**Brief:** Could you print every record below exactly as it appears?

**Material shown:**
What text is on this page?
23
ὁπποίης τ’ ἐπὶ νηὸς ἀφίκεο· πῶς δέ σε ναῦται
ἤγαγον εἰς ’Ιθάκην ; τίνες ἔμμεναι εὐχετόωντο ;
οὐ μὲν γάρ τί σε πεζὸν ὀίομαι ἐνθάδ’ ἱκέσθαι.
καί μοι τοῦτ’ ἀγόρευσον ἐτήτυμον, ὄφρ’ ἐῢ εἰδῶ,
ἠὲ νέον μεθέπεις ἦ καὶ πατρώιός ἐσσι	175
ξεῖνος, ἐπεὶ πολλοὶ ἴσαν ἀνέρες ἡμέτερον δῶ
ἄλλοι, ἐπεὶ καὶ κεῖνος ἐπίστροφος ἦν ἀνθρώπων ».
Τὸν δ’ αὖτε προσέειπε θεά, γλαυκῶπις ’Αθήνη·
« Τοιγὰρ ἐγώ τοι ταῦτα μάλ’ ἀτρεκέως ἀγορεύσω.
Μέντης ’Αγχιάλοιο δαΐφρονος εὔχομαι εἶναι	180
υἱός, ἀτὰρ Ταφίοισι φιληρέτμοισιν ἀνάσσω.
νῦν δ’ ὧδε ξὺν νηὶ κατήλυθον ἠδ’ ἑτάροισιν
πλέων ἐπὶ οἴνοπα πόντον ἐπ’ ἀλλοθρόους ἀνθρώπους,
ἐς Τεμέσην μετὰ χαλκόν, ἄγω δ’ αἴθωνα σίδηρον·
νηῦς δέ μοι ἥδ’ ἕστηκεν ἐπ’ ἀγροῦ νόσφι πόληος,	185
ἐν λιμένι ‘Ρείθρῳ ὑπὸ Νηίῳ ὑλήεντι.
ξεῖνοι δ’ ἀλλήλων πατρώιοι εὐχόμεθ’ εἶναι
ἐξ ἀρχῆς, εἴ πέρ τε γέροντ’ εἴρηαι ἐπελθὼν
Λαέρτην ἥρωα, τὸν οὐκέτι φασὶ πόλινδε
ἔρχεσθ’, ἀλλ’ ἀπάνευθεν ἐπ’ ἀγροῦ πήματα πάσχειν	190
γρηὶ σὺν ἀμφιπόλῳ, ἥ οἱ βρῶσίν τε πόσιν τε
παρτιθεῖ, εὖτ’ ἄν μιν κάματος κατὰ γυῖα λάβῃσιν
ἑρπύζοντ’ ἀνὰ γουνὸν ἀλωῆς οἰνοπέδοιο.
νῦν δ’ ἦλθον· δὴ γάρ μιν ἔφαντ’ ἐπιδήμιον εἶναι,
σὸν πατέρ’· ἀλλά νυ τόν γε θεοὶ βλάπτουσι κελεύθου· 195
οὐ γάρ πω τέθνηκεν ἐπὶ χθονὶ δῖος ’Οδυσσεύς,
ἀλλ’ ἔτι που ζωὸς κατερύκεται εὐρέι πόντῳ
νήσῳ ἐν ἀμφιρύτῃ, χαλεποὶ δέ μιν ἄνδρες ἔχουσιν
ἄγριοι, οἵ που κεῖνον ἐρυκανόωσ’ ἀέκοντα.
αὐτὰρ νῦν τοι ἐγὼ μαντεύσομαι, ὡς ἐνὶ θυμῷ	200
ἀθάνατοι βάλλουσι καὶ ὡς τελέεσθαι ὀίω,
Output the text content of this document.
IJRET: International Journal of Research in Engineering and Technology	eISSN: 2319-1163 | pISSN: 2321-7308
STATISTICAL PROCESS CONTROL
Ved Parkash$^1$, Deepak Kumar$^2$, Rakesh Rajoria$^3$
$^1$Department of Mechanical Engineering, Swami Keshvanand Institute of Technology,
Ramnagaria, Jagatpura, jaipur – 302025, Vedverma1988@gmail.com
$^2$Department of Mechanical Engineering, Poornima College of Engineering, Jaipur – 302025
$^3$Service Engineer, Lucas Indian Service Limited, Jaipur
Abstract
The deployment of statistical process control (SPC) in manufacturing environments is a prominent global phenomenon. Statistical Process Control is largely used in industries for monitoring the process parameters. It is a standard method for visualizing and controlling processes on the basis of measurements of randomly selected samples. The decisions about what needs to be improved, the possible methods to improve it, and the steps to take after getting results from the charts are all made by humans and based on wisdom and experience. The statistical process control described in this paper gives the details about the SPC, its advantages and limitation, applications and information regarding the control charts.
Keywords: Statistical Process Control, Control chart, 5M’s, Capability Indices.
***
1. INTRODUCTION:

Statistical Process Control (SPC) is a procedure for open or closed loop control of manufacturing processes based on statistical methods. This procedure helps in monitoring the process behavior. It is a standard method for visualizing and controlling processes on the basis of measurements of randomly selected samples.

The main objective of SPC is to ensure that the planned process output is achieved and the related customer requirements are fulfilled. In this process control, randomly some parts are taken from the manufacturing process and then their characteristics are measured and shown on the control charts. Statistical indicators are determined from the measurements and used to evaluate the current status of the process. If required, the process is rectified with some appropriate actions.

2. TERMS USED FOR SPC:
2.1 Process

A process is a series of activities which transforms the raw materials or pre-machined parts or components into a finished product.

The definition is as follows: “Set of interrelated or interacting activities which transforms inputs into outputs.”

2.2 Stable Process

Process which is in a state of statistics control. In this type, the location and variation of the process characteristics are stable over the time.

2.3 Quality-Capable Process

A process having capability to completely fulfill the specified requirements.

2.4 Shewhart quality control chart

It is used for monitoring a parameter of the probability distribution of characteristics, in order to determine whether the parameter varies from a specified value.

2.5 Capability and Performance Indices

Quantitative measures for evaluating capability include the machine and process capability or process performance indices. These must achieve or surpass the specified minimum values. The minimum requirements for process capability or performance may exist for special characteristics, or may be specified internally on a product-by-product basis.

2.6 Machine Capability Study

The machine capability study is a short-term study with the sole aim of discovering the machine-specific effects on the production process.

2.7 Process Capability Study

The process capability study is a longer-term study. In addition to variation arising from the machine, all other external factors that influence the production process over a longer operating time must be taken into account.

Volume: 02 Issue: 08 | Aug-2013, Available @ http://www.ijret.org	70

**Answer below:**
What text is on this page?
23
ὁπποίης τ’ ἐπὶ νηὸς ἀφίκεο· πῶς δέ σε ναῦται
ἤγαγον εἰς ’Ιθάκην ; τίνες ἔμμεναι εὐχετόωντο ;
οὐ μὲν γάρ τί σε πεζὸν ὀίομαι ἐνθάδ’ ἱκέσθαι.
καί μοι τοῦτ’ ἀγόρευσον ἐτήτυμον, ὄφρ’ ἐῢ εἰδῶ,
ἠὲ νέον μεθέπεις ἦ καὶ πατρώιός ἐσσι	175
ξεῖνος, ἐπεὶ πολλοὶ ἴσαν ἀνέρες ἡμέτερον δῶ
ἄλλοι, ἐπεὶ καὶ κεῖνος ἐπίστροφος ἦν ἀνθρώπων ».
Τὸν δ’ αὖτε προσέειπε θεά, γλαυκῶπις ’Αθήνη·
« Τοιγὰρ ἐγώ τοι ταῦτα μάλ’ ἀτρεκέως ἀγορεύσω.
Μέντης ’Αγχιάλοιο δαΐφρονος εὔχομαι εἶναι	180
υἱός, ἀτὰρ Ταφίοισι φιληρέτμοισιν ἀνάσσω.
νῦν δ’ ὧδε ξὺν νηὶ κατήλυθον ἠδ’ ἑτάροισιν
πλέων ἐπὶ οἴνοπα πόντον ἐπ’ ἀλλοθρόους ἀνθρώπους,
ἐς Τεμέσην μετὰ χαλκόν, ἄγω δ’ αἴθωνα σίδηρον·
νηῦς δέ μοι ἥδ’ ἕστηκεν ἐπ’ ἀγροῦ νόσφι πόληος,	185
ἐν λιμένι ‘Ρείθρῳ ὑπὸ Νηίῳ ὑλήεντι.
ξεῖνοι δ’ ἀλλήλων πατρώιοι εὐχόμεθ’ εἶναι
ἐξ ἀρχῆς, εἴ πέρ τε γέροντ’ εἴρηαι ἐπελθὼν
Λαέρτην ἥρωα, τὸν οὐκέτι φασὶ πόλινδε
ἔρχεσθ’, ἀλλ’ ἀπάνευθεν ἐπ’ ἀγροῦ πήματα πάσχειν	190
γρηὶ σὺν ἀμφιπόλῳ, ἥ οἱ βρῶσίν τε πόσιν τε
παρτιθεῖ, εὖτ’ ἄν μιν κάματος κατὰ γυῖα λάβῃσιν
ἑρπύζοντ’ ἀνὰ γουνὸν ἀλωῆς οἰνοπέδοιο.
νῦν δ’ ἦλθον· δὴ γάρ μιν ἔφαντ’ ἐπιδήμιον εἶναι,
σὸν πατέρ’· ἀλλά νυ τόν γε θεοὶ βλάπτουσι κελεύθου· 195
οὐ γάρ πω τέθνηκεν ἐπὶ χθονὶ δῖος ’Οδυσσεύς,
ἀλλ’ ἔτι που ζωὸς κατερύκεται εὐρέι πόντῳ
νήσῳ ἐν ἀμφιρύτῃ, χαλεποὶ δέ μιν ἄνδρες ἔχουσιν
ἄγριοι, οἵ που κεῖνον ἐρυκανόωσ’ ἀέκοντα.
αὐτὰρ νῦν τοι ἐγὼ μαντεύσομαι, ὡς ἐνὶ θυμῷ	200
ἀθάνατοι βάλλουσι καὶ ὡς τελέεσθαι ὀίω,
Output the text content of this document.
IJRET: International Journal of Research in Engineering and Technology	eISSN: 2319-1163 | pISSN: 2321-7308
STATISTICAL PROCESS CONTROL
Ved Parkash$^1$, Deepak Kumar$^2$, Rakesh Rajoria$^3$
$^1$Department of Mechanical Engineering, Swami Keshvanand Institute of Technology,
Ramnagaria, Jagatpura, jaipur – 302025, Vedverma1988@gmail.com
$^2$Department of Mechanical Engineering, Poornima College of Engineering, Jaipur – 302025
$^3$Service Engineer, Lucas Indian Service Limited, Jaipur
Abstract
The deployment of statistical process control (SPC) in manufacturing environments is a prominent global phenomenon. Statistical Process Control is largely used in industries for monitoring the process parameters. It is a standard method for visualizing and controlling processes on the basis of measurements of randomly selected samples. The decisions about what needs to be improved, the possible methods to improve it, and the steps to take after getting results from the charts are all made by humans and based on wisdom and experience. The statistical process control described in this paper gives the details about the SPC, its advantages and limitation, applications and information regarding the control charts.
Keywords: Statistical Process Control, Control chart, 5M’s, Capability Indices.
***
1. INTRODUCTION:

Statistical Process Control (SPC) is a procedure for open or closed loop control of manufacturing processes based on statistical methods. This procedure helps in monitoring the process behavior. It is a standard method for visualizing and controlling processes on the basis of measurements of randomly selected samples.

The main objective of SPC is to ensure that the planned process output is achieved and the related customer requirements are fulfilled. In this process control, randomly some parts are taken from the manufacturing process and then their characteristics are measured and shown on the control charts. Statistical indicators are determined from the measurements and used to evaluate the current status of the process. If required, the process is rectified with some appropriate actions.

2. TERMS USED FOR SPC:
2.1 Process

A process is a series of activities which transforms the raw materials or pre-machined parts or components into a finished product.

The definition is as follows: “Set of interrelated or interacting activities which transforms inputs into outputs.”

2.2 Stable Process

Process which is in a state of statistics control. In this type, the location and variation of the process characteristics are stable over the time.

2.3 Quality-Capable Process

A process having capability to completely fulfill the specified requirements.

2.4 Shewhart quality control chart

It is used for monitoring a parameter of the probability distribution of characteristics, in order to determine whether the parameter varies from a specified value.

2.5 Capability and Performance Indices

Quantitative measures for evaluating capability include the machine and process capability or process performance indices. These must achieve or surpass the specified minimum values. The minimum requirements for process capability or performance may exist for special characteristics, or may be specified internally on a product-by-product basis.

2.6 Machine Capability Study

The machine capability study is a short-term study with the sole aim of discovering the machine-specific effects on the production process.

2.7 Process Capability Study

The process capability study is a longer-term study. In addition to variation arising from the machine, all other external factors that influence the production process over a longer operating time must be taken into account.

Volume: 02 Issue: 08 | Aug-2013, Available @ http://www.ijret.org	70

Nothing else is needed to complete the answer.